[RECORDS SUPPLIED]:
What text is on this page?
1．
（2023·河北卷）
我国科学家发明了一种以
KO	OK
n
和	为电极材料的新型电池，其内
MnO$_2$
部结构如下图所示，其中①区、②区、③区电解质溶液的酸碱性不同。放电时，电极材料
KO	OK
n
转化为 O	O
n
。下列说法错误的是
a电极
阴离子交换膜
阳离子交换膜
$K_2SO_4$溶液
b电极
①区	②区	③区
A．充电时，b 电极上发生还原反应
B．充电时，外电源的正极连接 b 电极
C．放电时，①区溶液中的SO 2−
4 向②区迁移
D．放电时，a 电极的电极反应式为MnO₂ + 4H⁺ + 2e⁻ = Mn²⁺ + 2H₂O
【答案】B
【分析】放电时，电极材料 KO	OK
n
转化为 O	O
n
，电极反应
* * *
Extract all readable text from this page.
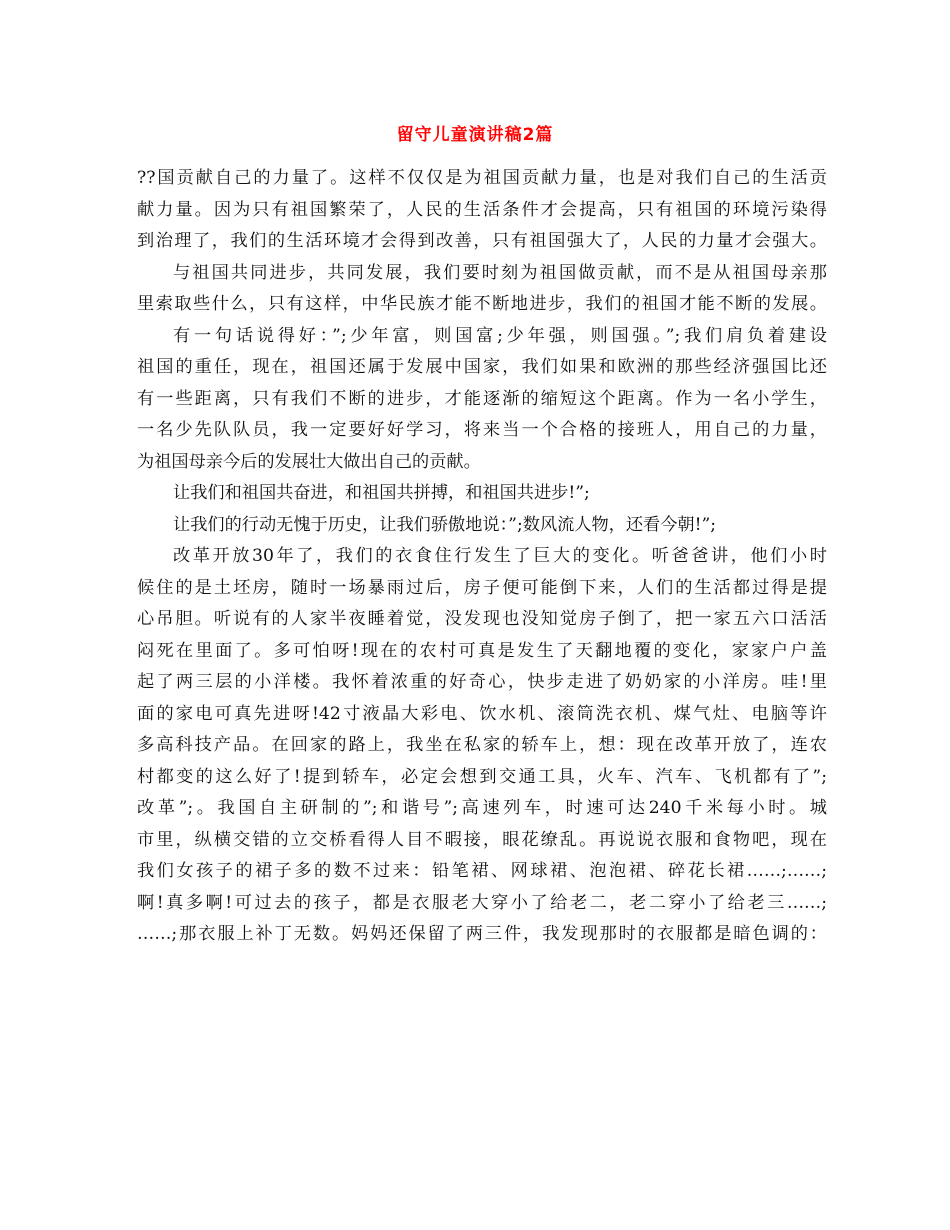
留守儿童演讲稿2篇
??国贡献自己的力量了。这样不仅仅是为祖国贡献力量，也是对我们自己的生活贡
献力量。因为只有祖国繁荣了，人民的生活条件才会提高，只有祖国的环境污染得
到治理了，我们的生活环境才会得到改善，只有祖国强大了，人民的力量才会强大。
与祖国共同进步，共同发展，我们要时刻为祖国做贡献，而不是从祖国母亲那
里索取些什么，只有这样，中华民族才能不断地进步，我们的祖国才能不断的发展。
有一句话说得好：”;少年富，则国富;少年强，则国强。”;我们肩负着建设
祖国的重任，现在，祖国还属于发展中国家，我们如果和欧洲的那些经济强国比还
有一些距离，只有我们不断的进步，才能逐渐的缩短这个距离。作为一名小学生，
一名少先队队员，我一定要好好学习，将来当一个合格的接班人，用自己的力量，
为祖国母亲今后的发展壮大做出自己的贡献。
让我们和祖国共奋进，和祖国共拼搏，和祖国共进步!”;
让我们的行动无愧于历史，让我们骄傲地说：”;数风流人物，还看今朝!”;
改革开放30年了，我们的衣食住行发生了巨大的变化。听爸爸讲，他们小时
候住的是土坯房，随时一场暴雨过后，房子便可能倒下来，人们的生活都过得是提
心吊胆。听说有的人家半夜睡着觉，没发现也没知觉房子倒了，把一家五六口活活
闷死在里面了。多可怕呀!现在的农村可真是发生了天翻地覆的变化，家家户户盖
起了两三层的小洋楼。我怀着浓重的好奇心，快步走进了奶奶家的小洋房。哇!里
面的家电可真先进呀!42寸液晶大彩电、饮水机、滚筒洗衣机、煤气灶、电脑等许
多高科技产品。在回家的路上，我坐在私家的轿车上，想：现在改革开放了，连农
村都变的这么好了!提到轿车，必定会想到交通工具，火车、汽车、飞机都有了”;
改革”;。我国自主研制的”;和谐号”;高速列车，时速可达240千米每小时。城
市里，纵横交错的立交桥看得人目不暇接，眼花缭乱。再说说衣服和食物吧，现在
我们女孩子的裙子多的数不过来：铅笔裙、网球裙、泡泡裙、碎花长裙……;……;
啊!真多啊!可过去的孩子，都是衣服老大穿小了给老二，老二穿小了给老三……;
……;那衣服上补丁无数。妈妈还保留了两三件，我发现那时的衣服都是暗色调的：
---
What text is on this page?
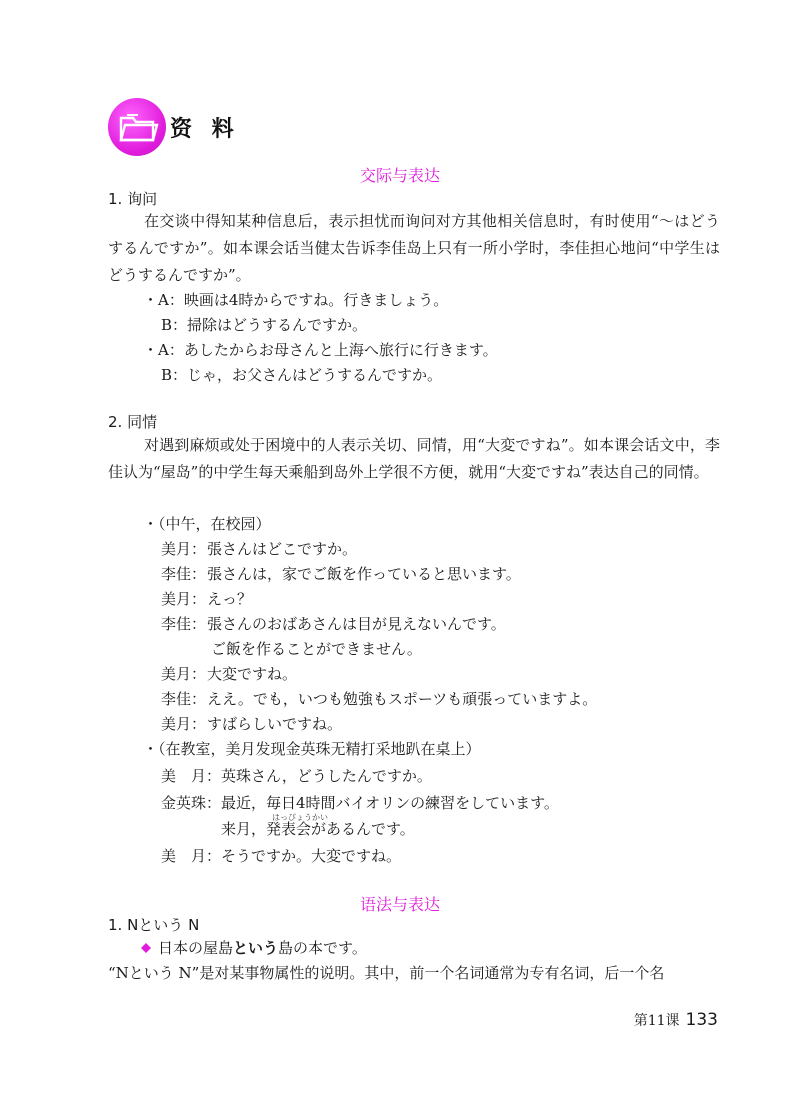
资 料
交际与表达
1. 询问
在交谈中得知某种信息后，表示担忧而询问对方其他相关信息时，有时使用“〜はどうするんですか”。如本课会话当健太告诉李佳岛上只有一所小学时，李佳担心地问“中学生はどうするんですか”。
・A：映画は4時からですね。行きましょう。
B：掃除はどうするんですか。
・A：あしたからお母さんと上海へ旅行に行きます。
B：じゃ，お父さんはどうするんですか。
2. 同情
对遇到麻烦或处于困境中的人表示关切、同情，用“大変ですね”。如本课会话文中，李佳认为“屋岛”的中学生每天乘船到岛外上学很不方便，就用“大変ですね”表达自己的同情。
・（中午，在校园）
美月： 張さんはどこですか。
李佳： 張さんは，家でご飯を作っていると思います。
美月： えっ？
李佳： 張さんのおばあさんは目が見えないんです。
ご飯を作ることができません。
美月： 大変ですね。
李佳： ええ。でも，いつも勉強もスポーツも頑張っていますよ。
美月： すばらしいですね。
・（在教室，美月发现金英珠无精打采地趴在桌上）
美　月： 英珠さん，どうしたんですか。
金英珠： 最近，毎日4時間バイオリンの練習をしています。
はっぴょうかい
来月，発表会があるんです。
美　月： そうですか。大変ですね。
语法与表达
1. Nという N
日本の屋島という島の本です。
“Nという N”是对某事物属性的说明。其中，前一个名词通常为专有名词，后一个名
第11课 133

[PROBLEM]: Among the lines of the data, identify those with the word "Nという". Copy each of them.

[RESULT OF THE TASK]:
1. Nという N
“Nという N”是对某事物属性的说明。其中，前一个名词通常为专有名词，后一个名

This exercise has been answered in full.